>> START INFORMATION PROVIDED

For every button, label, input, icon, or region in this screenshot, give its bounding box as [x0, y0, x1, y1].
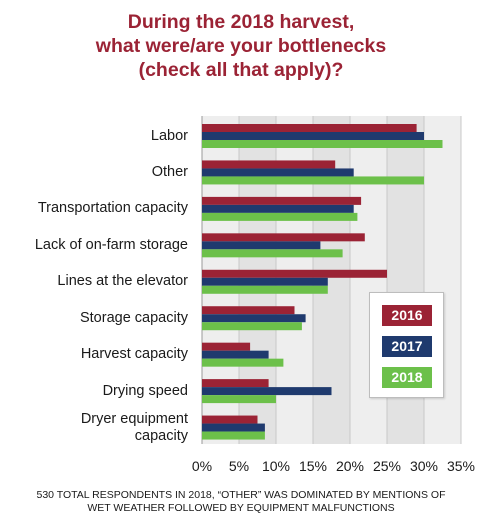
bar-2018-1 — [202, 176, 424, 185]
x-tick-label: 25% — [372, 458, 402, 474]
category-label: Harvest capacity — [0, 346, 188, 363]
chart-footnote: 530 TOTAL RESPONDENTS IN 2018, “OTHER” W… — [0, 489, 482, 515]
category-label-line: capacity — [134, 427, 188, 444]
category-label-line: Other — [151, 163, 188, 180]
category-label-line: Storage capacity — [79, 309, 188, 326]
category-label: Labor — [0, 128, 188, 145]
bar-2016-1 — [202, 160, 336, 169]
category-label: Transportation capacity — [0, 200, 188, 217]
x-tick-label: 5% — [228, 458, 250, 474]
bar-2017-4 — [202, 277, 328, 286]
chart-title: During the 2018 harvest, what were/are y… — [0, 10, 482, 82]
category-label: Dryer equipment capacity — [0, 411, 188, 445]
category-label: Lack of on-farm storage — [0, 237, 188, 254]
x-tick-label: 35% — [446, 458, 476, 474]
category-label-line: Harvest capacity — [80, 346, 188, 363]
bar-2017-3 — [202, 241, 321, 250]
bar-2017-7 — [202, 387, 332, 396]
bar-2017-2 — [202, 204, 354, 213]
chart-title-line-2: what were/are your bottlenecks — [95, 35, 387, 57]
category-label: Drying speed — [0, 383, 188, 400]
bar-2018-3 — [202, 249, 343, 258]
chart-title-line-3: (check all that apply)? — [138, 59, 344, 81]
bar-2017-0 — [202, 132, 424, 140]
category-label: Lines at the elevator — [0, 273, 188, 290]
x-tick-label: 15% — [298, 458, 328, 474]
category-label: Storage capacity — [0, 310, 188, 327]
chart-title-line-1: During the 2018 harvest, — [127, 11, 355, 33]
bar-2017-5 — [202, 314, 306, 323]
x-tick-label: 30% — [409, 458, 439, 474]
bar-2016-4 — [202, 269, 387, 278]
bar-2016-3 — [202, 233, 365, 242]
category-label: Other — [0, 164, 188, 181]
legend-item-2017: 2017 — [382, 336, 432, 357]
bar-2016-0 — [202, 124, 417, 132]
bar-2018-0 — [202, 140, 443, 148]
category-label-line: Lines at the elevator — [57, 273, 188, 290]
bar-2018-2 — [202, 212, 358, 221]
bar-2018-5 — [202, 322, 302, 331]
bar-2017-1 — [202, 168, 354, 177]
bar-2018-8 — [202, 431, 265, 440]
category-label-line: Lack of on-farm storage — [34, 236, 188, 253]
bar-2018-7 — [202, 395, 276, 404]
legend-item-2018: 2018 — [382, 367, 432, 388]
x-tick-label: 10% — [261, 458, 291, 474]
category-label-line: Dryer equipment — [80, 410, 188, 427]
bar-2017-6 — [202, 350, 269, 359]
category-label-line: Labor — [150, 127, 188, 144]
chart-legend: 2016 2017 2018 — [369, 292, 444, 398]
x-tick-label: 0% — [191, 458, 213, 474]
bar-2016-7 — [202, 379, 269, 388]
legend-item-2016: 2016 — [382, 305, 432, 326]
bar-2016-8 — [202, 415, 258, 424]
category-label-line: Drying speed — [102, 382, 188, 399]
x-tick-label: 20% — [335, 458, 365, 474]
bar-2018-6 — [202, 358, 284, 367]
bar-2016-5 — [202, 306, 295, 315]
bar-2016-2 — [202, 196, 362, 205]
footnote-line-2: WET WEATHER FOLLOWED BY EQUIPMENT MALFUN… — [87, 502, 395, 514]
bar-2018-4 — [202, 285, 328, 294]
bar-2016-6 — [202, 342, 251, 351]
bar-2017-8 — [202, 423, 265, 432]
category-label-line: Transportation capacity — [37, 200, 188, 217]
footnote-line-1: 530 TOTAL RESPONDENTS IN 2018, “OTHER” W… — [36, 489, 446, 501]
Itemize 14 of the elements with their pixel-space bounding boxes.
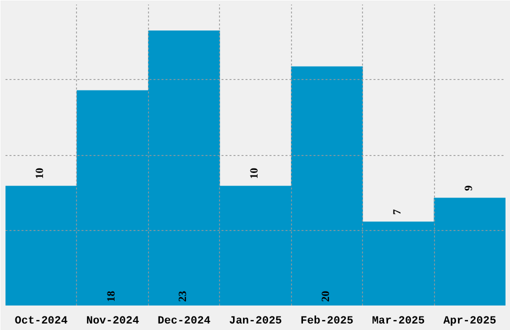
x-tick-label: Mar-2025: [372, 316, 426, 328]
x-tick-label: Jan-2025: [229, 316, 282, 328]
data-label: 18: [106, 290, 118, 302]
x-tick-label: Oct-2024: [14, 316, 68, 328]
data-label: 9: [462, 184, 475, 191]
x-tick-label: Nov-2024: [86, 316, 140, 328]
data-label: 20: [320, 290, 332, 302]
data-label: 10: [248, 167, 260, 179]
data-label: 7: [391, 208, 404, 215]
x-tick-label: Feb-2025: [300, 316, 354, 328]
data-label: 10: [34, 167, 46, 179]
data-label: 23: [177, 290, 190, 302]
x-tick-label: Dec-2024: [158, 316, 211, 328]
x-tick-label: Apr-2025: [443, 316, 497, 328]
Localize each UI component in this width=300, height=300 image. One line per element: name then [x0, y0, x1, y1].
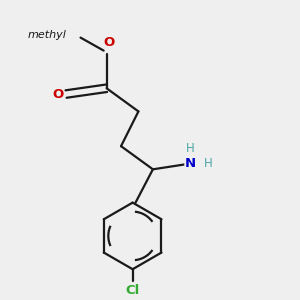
Text: H: H — [186, 142, 195, 155]
Text: N: N — [185, 157, 196, 170]
Text: methyl: methyl — [27, 30, 66, 40]
Text: H: H — [204, 157, 212, 170]
Text: O: O — [52, 88, 63, 100]
Text: Cl: Cl — [125, 284, 140, 297]
Text: O: O — [104, 36, 115, 49]
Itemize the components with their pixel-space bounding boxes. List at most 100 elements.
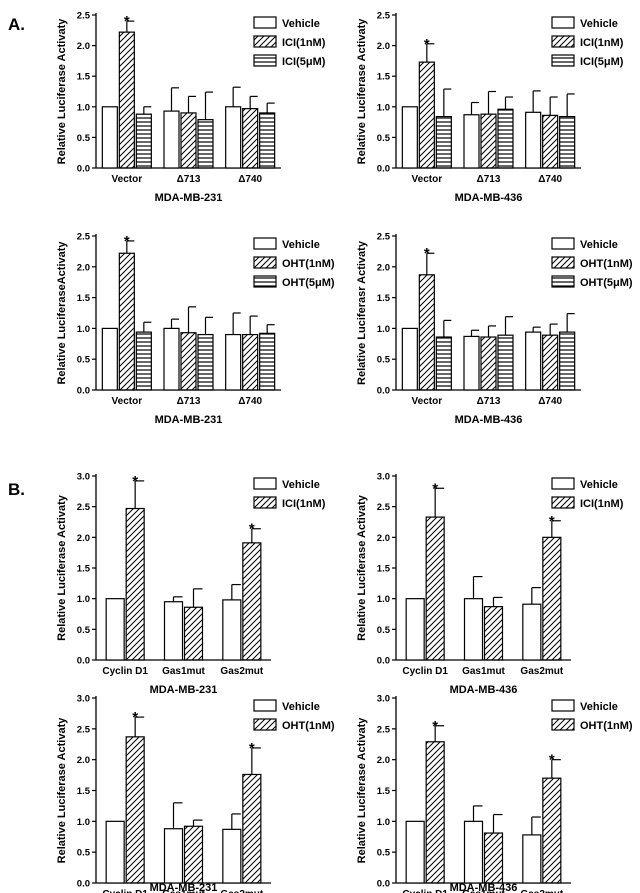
y-tick-label: 1.0 xyxy=(377,324,390,335)
bar-vehicle-2 xyxy=(222,828,242,884)
x-category-label: Δ740 xyxy=(538,396,562,407)
chart-7: 0.0 0.5 1.0 1.5 2.0 2.5 3.0 Relative Luciferase… xyxy=(356,694,633,893)
y-tick-label: 1.5 xyxy=(77,564,91,575)
x-category-label: Gas2mut xyxy=(520,889,563,893)
y-tick-label: 0.0 xyxy=(377,656,390,667)
x-category-label: Gas1mut xyxy=(162,666,205,677)
bar-vehicle-0 xyxy=(405,598,425,661)
bar-oht-5-m--2 xyxy=(259,332,276,391)
bar-vehicle-1 xyxy=(163,327,180,391)
bar-ici-1nm--1 xyxy=(480,113,497,169)
bar-ici-1nm--1 xyxy=(183,606,204,661)
charts-container: 0.0 0.5 1.0 1.5 2.0 2.5 Relative Luciferase Ac… xyxy=(56,11,633,893)
y-tick-label: 0.5 xyxy=(377,848,391,859)
legend-label: OHT(5μM) xyxy=(580,277,633,289)
legend-label: OHT(1nM) xyxy=(580,258,633,270)
bar-oht-1nm--1 xyxy=(483,832,504,884)
legend-swatch xyxy=(253,477,277,490)
bar-ici-5-m--2 xyxy=(259,112,276,169)
bar-vehicle-2 xyxy=(525,111,542,169)
y-tick-label: 1.5 xyxy=(77,786,91,797)
legend-label: ICI(5μM) xyxy=(282,56,326,68)
y-tick-label: 2.0 xyxy=(377,533,390,544)
bar-ici-1nm--0 xyxy=(125,507,145,661)
bar-ici-5-m--2 xyxy=(559,115,576,169)
bar-vehicle-0 xyxy=(105,598,125,661)
bar-vehicle-1 xyxy=(163,601,184,661)
bar-ici-1nm--2 xyxy=(542,536,562,661)
significance-star: * xyxy=(132,473,138,490)
x-category-label: Vector xyxy=(412,174,443,185)
y-tick-label: 1.0 xyxy=(377,594,390,605)
bar-vehicle-2 xyxy=(225,106,242,169)
significance-star: * xyxy=(132,709,138,726)
bar-oht-1nm--0 xyxy=(118,252,135,391)
y-axis-title: Relative Luciferase Activaty xyxy=(56,18,68,165)
y-tick-label: 1.0 xyxy=(77,594,90,605)
legend-label: Vehicle xyxy=(282,18,320,30)
x-category-label: Vector xyxy=(112,174,143,185)
bar-ici-1nm--0 xyxy=(418,61,435,169)
bar-oht-1nm--0 xyxy=(425,741,445,884)
legend-label: OHT(1nM) xyxy=(282,720,335,732)
panel-label-a-text: A. xyxy=(8,15,25,34)
y-tick-label: 3.0 xyxy=(377,694,390,705)
significance-star: * xyxy=(432,480,438,497)
x-category-label: Δ713 xyxy=(177,174,201,185)
legend-swatch xyxy=(551,275,575,288)
chart-4: 0.0 0.5 1.0 1.5 2.0 2.5 3.0 Relative Luciferase… xyxy=(56,472,326,697)
bar-oht-5-m--1 xyxy=(197,333,214,391)
legend-swatch xyxy=(253,718,277,731)
y-tick-label: 3.0 xyxy=(77,694,90,705)
legend-label: Vehicle xyxy=(580,701,618,713)
y-tick-label: 0.5 xyxy=(77,355,91,366)
y-tick-label: 2.5 xyxy=(377,11,391,22)
bar-ici-5-m--0 xyxy=(435,115,452,169)
bar-ici-1nm--0 xyxy=(118,31,135,169)
y-tick-label: 0.5 xyxy=(377,133,391,144)
y-tick-label: 0.0 xyxy=(77,386,90,397)
bar-ici-1nm--2 xyxy=(542,114,559,169)
y-axis-title: Relative Luciferasr Activaty xyxy=(356,240,368,385)
legend-swatch xyxy=(253,256,277,269)
x-category-label: Δ713 xyxy=(477,396,501,407)
chart-title: MDA-MB-231 xyxy=(150,684,218,696)
bar-oht-1nm--1 xyxy=(180,332,197,391)
legend-label: Vehicle xyxy=(282,239,320,251)
significance-star: * xyxy=(432,718,438,735)
bar-ici-1nm--1 xyxy=(180,112,197,169)
bar-vehicle-2 xyxy=(225,333,242,391)
significance-star: * xyxy=(549,513,555,530)
y-tick-label: 2.5 xyxy=(377,724,391,735)
chart-6: 0.0 0.5 1.0 1.5 2.0 2.5 3.0 Relative Luciferase… xyxy=(56,694,335,893)
legend-swatch xyxy=(551,35,575,48)
bar-oht-5-m--0 xyxy=(135,331,152,391)
y-tick-label: 2.0 xyxy=(77,533,90,544)
legend-label: ICI(5μM) xyxy=(580,56,624,68)
y-tick-label: 0.0 xyxy=(377,164,390,175)
panel-label-b-text: B. xyxy=(8,480,25,499)
x-category-label: Δ740 xyxy=(238,174,262,185)
y-tick-label: 0.5 xyxy=(77,133,91,144)
bar-vehicle-2 xyxy=(222,599,242,661)
y-tick-label: 0.0 xyxy=(377,386,390,397)
bar-ici-1nm--0 xyxy=(425,516,445,661)
y-tick-label: 0.5 xyxy=(377,625,391,636)
y-tick-label: 0.0 xyxy=(377,879,390,890)
legend-label: ICI(1nM) xyxy=(282,37,326,49)
x-category-label: Δ713 xyxy=(477,174,501,185)
y-tick-label: 1.5 xyxy=(77,293,91,304)
y-axis-title: Relative Luciferase Activaty xyxy=(56,717,68,864)
chart-3: 0.0 0.5 1.0 1.5 2.0 2.5 Relative Luciferasr Ac… xyxy=(356,232,633,427)
chart-title: MDA-MB-436 xyxy=(455,414,523,426)
legend-label: ICI(1nM) xyxy=(580,498,624,510)
significance-star: * xyxy=(424,245,430,262)
x-category-label: Δ740 xyxy=(538,174,562,185)
y-tick-label: 2.0 xyxy=(77,41,90,52)
y-tick-label: 2.5 xyxy=(377,232,391,243)
legend-swatch xyxy=(551,237,575,250)
legend-swatch xyxy=(551,718,575,731)
x-category-label: Gas2mut xyxy=(520,666,563,677)
legend-label: Vehicle xyxy=(580,479,618,491)
bar-oht-1nm--0 xyxy=(125,736,145,884)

>> END INFORMATION PROVIDED

TO DO —
Copy out the records verbatim, starting at the line containing "x-tick-label: Mar-2025: [372, 316, 426, 328]" and ending at the line containing "x-tick-label: Feb-2025: [300, 316, 354, 328]", with both of those lines included.

TASK OUTPUT —
x-tick-label: Mar-2025: [372, 316, 426, 328]
x-tick-label: Jan-2025: [229, 316, 282, 328]
data-label: 18: [106, 290, 118, 302]
x-tick-label: Oct-2024: [14, 316, 68, 328]
data-label: 9: [462, 184, 475, 191]
x-tick-label: Nov-2024: [86, 316, 140, 328]
data-label: 20: [320, 290, 332, 302]
data-label: 10: [248, 167, 260, 179]
data-label: 7: [391, 208, 404, 215]
x-tick-label: Feb-2025: [300, 316, 354, 328]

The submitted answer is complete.